TASK PROMPT
Read the material below and tally how many lines hold the word "apprenants", giving the number and nothing else.

(Data records)
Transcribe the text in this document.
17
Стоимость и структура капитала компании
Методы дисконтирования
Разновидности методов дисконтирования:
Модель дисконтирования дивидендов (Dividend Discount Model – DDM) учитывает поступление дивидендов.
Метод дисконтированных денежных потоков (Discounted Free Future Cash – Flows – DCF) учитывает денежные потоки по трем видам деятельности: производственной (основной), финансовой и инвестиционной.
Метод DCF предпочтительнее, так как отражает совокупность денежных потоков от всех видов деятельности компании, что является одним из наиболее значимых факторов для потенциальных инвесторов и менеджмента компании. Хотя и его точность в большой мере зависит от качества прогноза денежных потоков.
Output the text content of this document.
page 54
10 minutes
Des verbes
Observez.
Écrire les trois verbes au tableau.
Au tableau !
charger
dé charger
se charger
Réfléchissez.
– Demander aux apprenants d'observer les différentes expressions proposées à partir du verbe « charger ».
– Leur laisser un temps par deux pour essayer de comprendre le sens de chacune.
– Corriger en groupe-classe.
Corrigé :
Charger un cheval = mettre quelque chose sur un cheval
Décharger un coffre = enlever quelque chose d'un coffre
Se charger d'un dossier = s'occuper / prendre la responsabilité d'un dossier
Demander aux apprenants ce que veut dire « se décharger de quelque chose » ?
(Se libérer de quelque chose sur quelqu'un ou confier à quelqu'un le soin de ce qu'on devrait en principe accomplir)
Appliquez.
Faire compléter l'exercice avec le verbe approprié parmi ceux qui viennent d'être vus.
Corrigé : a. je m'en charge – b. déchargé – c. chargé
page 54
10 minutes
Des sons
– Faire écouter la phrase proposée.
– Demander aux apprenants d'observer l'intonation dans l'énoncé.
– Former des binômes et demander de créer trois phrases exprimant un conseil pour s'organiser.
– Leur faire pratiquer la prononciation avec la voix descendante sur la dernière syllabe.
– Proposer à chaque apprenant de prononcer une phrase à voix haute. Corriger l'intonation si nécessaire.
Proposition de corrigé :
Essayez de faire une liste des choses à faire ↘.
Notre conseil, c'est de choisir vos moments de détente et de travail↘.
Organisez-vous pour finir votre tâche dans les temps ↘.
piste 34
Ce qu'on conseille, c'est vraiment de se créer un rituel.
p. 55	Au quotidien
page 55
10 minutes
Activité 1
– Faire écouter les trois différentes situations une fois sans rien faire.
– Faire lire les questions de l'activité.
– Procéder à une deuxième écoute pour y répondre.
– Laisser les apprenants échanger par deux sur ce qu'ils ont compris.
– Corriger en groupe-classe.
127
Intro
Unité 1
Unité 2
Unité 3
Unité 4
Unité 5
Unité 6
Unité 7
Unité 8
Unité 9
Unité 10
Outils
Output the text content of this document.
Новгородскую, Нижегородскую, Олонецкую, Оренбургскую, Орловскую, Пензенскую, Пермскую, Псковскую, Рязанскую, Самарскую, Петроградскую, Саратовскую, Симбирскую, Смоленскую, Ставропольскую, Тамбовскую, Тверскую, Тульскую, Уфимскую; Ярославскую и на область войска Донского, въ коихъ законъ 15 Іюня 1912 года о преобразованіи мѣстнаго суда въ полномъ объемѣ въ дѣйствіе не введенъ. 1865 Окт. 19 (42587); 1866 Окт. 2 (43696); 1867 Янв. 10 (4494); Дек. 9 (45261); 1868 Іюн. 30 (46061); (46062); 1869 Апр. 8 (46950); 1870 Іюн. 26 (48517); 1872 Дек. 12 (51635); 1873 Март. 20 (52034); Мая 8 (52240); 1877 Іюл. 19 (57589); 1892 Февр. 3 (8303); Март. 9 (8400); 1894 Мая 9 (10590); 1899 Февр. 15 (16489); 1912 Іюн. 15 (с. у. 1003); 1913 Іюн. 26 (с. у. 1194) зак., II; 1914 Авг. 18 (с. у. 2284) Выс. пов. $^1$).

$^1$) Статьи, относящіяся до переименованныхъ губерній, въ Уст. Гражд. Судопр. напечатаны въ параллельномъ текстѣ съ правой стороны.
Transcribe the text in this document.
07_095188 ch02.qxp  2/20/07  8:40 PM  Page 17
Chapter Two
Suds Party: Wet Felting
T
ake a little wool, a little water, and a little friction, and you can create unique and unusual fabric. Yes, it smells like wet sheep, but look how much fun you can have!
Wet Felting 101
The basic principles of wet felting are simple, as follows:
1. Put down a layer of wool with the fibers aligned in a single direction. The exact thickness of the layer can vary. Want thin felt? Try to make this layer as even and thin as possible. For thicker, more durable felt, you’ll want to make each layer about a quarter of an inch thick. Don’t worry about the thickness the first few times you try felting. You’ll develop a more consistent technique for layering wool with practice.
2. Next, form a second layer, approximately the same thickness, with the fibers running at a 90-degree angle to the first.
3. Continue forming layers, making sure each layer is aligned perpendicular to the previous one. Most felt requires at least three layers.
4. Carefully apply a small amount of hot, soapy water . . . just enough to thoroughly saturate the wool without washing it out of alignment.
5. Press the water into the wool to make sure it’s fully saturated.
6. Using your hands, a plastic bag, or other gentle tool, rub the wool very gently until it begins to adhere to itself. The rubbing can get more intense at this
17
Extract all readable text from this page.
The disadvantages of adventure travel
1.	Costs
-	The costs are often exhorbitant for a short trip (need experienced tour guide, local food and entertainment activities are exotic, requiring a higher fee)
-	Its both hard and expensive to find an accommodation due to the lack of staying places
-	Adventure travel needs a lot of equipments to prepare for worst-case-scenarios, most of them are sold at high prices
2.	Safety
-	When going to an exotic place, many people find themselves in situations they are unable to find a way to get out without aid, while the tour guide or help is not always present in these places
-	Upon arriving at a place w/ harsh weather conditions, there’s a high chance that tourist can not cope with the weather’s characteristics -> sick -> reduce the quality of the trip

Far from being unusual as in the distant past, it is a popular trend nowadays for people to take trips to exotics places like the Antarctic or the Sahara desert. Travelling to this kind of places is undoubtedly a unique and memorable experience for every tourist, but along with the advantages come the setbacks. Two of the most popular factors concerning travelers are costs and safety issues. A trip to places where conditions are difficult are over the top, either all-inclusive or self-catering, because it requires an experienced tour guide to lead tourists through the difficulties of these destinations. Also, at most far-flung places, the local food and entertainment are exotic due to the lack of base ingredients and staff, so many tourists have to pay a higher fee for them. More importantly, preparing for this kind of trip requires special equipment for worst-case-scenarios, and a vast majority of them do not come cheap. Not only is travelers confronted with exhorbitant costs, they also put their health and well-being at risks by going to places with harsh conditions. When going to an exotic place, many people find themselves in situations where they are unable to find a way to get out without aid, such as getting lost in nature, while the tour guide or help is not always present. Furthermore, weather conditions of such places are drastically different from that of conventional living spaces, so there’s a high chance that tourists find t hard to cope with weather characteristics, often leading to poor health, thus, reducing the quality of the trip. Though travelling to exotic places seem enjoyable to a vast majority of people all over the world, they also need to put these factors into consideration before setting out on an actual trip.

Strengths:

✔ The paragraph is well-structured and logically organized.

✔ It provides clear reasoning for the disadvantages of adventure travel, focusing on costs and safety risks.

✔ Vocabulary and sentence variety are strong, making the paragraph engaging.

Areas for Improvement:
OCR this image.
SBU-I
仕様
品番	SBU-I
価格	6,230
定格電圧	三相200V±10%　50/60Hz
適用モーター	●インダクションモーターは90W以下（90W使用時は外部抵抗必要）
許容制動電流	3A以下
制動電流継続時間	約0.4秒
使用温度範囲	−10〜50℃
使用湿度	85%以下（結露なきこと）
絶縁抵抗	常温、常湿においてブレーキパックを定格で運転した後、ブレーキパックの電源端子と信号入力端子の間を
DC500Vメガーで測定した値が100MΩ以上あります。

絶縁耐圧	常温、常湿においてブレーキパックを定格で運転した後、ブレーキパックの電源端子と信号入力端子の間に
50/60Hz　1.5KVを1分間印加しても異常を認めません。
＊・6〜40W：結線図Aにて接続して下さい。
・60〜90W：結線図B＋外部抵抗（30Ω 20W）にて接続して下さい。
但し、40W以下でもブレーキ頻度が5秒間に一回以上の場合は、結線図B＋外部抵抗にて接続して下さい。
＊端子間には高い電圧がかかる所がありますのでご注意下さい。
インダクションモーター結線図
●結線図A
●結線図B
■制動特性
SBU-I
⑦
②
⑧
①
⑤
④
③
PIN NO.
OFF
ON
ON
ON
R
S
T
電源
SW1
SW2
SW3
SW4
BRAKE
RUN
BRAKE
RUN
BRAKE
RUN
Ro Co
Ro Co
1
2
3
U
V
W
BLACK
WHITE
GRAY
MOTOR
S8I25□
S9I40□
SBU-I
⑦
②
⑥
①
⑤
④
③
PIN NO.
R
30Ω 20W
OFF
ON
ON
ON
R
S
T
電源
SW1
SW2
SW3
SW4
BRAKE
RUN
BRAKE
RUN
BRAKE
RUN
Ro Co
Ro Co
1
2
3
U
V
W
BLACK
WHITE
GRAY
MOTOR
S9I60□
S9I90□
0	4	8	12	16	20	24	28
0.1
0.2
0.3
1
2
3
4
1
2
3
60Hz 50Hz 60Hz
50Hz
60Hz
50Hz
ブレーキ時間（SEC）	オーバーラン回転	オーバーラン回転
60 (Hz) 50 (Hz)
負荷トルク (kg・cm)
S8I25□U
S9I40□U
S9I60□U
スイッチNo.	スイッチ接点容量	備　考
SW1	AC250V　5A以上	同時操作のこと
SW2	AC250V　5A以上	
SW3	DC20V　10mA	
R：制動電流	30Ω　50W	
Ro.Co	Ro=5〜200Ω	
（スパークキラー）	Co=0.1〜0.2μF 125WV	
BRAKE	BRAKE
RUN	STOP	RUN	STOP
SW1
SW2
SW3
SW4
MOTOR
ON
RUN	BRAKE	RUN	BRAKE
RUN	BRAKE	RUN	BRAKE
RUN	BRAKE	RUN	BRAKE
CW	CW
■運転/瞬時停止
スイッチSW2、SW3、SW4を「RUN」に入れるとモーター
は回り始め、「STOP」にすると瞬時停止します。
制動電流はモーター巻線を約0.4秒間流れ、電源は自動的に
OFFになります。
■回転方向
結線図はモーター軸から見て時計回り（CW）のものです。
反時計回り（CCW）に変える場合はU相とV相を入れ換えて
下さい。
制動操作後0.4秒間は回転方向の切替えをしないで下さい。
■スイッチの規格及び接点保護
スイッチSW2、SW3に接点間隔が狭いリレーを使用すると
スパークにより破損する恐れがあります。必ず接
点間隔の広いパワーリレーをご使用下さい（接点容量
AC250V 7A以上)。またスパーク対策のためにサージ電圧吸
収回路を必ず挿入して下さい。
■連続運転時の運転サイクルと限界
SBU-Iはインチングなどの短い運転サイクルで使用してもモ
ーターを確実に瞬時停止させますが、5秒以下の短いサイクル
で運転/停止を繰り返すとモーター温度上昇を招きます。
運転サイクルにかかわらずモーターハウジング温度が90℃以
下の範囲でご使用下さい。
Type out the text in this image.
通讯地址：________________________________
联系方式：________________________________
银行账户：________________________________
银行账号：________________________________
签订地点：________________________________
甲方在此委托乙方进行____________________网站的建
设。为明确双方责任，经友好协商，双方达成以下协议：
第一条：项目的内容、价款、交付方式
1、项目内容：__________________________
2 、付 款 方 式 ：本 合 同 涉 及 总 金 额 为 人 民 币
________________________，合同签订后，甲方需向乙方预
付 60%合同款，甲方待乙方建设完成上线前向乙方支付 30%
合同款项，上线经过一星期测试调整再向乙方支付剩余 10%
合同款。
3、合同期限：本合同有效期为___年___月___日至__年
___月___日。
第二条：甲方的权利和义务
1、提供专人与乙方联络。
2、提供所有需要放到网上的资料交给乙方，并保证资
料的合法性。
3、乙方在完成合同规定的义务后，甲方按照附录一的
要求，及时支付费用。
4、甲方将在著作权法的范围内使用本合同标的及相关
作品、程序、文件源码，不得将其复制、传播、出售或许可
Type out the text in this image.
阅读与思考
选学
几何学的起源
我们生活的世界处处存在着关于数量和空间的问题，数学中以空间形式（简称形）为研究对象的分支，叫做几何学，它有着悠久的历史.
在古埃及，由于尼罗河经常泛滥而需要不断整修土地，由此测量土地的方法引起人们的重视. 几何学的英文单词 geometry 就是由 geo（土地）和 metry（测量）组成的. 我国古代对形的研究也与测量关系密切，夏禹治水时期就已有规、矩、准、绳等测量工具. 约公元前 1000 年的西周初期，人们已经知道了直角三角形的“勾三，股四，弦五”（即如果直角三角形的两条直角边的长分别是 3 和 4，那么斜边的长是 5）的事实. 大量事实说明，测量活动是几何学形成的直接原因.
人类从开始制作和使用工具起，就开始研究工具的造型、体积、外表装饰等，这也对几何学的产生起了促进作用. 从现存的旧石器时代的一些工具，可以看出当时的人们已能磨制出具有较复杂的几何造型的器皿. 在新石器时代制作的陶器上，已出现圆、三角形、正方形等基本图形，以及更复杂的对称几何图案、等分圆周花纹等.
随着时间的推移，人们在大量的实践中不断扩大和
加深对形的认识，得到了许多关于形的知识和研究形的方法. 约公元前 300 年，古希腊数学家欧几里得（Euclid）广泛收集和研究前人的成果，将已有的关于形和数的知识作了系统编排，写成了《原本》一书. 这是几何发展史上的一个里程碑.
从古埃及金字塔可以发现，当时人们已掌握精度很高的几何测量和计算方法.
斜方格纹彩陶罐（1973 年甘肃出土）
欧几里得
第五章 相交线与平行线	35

EXERCISE SOLUTION
4